Saved data entries
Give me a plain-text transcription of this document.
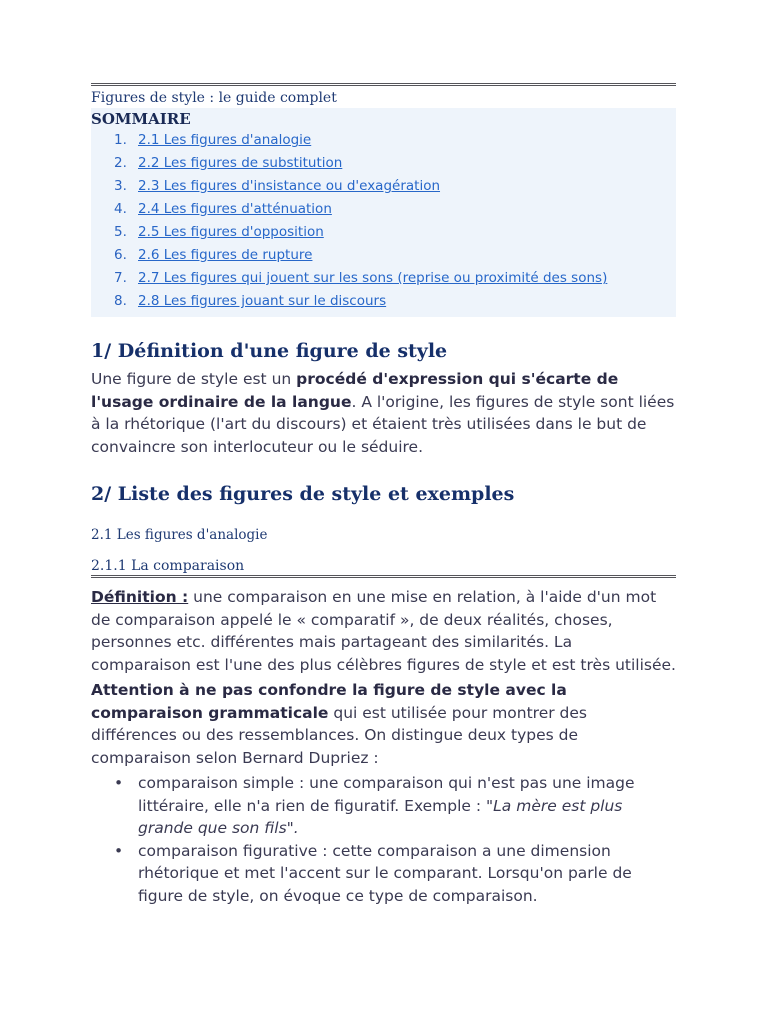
Figures de style : le guide complet
SOMMAIRE
1. 2.1 Les figures d'analogie
2. 2.2 Les figures de substitution
3. 2.3 Les figures d'insistance ou d'exagération
4. 2.4 Les figures d'atténuation
5. 2.5 Les figures d'opposition
6. 2.6 Les figures de rupture
7. 2.7 Les figures qui jouent sur les sons (reprise ou proximité des sons)
8. 2.8 Les figures jouant sur le discours
1/ Définition d'une figure de style

Une figure de style est un procédé d'expression qui s'écarte de l'usage ordinaire de la langue. A l'origine, les figures de style sont liées à la rhétorique (l'art du discours) et étaient très utilisées dans le but de convaincre son interlocuteur ou le séduire.

2/ Liste des figures de style et exemples
2.1 Les figures d'analogie
2.1.1 La comparaison

Définition : une comparaison en une mise en relation, à l'aide d'un mot de comparaison appelé le « comparatif », de deux réalités, choses, personnes etc. différentes mais partageant des similarités. La comparaison est l'une des plus célèbres figures de style et est très utilisée.

Attention à ne pas confondre la figure de style avec la comparaison grammaticale qui est utilisée pour montrer des différences ou des ressemblances. On distingue deux types de comparaison selon Bernard Dupriez :

• comparaison simple : une comparaison qui n'est pas une image littéraire, elle n'a rien de figuratif. Exemple : "La mère est plus grande que son fils".
• comparaison figurative : cette comparaison a une dimension rhétorique et met l'accent sur le comparant. Lorsqu'on parle de figure de style, on évoque ce type de comparaison.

DESCRIPTION OF THE TASK
Each record above should be copied character for character, with pictures dropped.

ANSWER FOR THE TASK
Give me a plain-text transcription of this document.
Figures de style : le guide complet
SOMMAIRE
1. 2.1 Les figures d'analogie
2. 2.2 Les figures de substitution
3. 2.3 Les figures d'insistance ou d'exagération
4. 2.4 Les figures d'atténuation
5. 2.5 Les figures d'opposition
6. 2.6 Les figures de rupture
7. 2.7 Les figures qui jouent sur les sons (reprise ou proximité des sons)
8. 2.8 Les figures jouant sur le discours
1/ Définition d'une figure de style

Une figure de style est un procédé d'expression qui s'écarte de l'usage ordinaire de la langue. A l'origine, les figures de style sont liées à la rhétorique (l'art du discours) et étaient très utilisées dans le but de convaincre son interlocuteur ou le séduire.

2/ Liste des figures de style et exemples
2.1 Les figures d'analogie
2.1.1 La comparaison

Définition : une comparaison en une mise en relation, à l'aide d'un mot de comparaison appelé le « comparatif », de deux réalités, choses, personnes etc. différentes mais partageant des similarités. La comparaison est l'une des plus célèbres figures de style et est très utilisée.

Attention à ne pas confondre la figure de style avec la comparaison grammaticale qui est utilisée pour montrer des différences ou des ressemblances. On distingue deux types de comparaison selon Bernard Dupriez :

• comparaison simple : une comparaison qui n'est pas une image littéraire, elle n'a rien de figuratif. Exemple : "La mère est plus grande que son fils".
• comparaison figurative : cette comparaison a une dimension rhétorique et met l'accent sur le comparant. Lorsqu'on parle de figure de style, on évoque ce type de comparaison.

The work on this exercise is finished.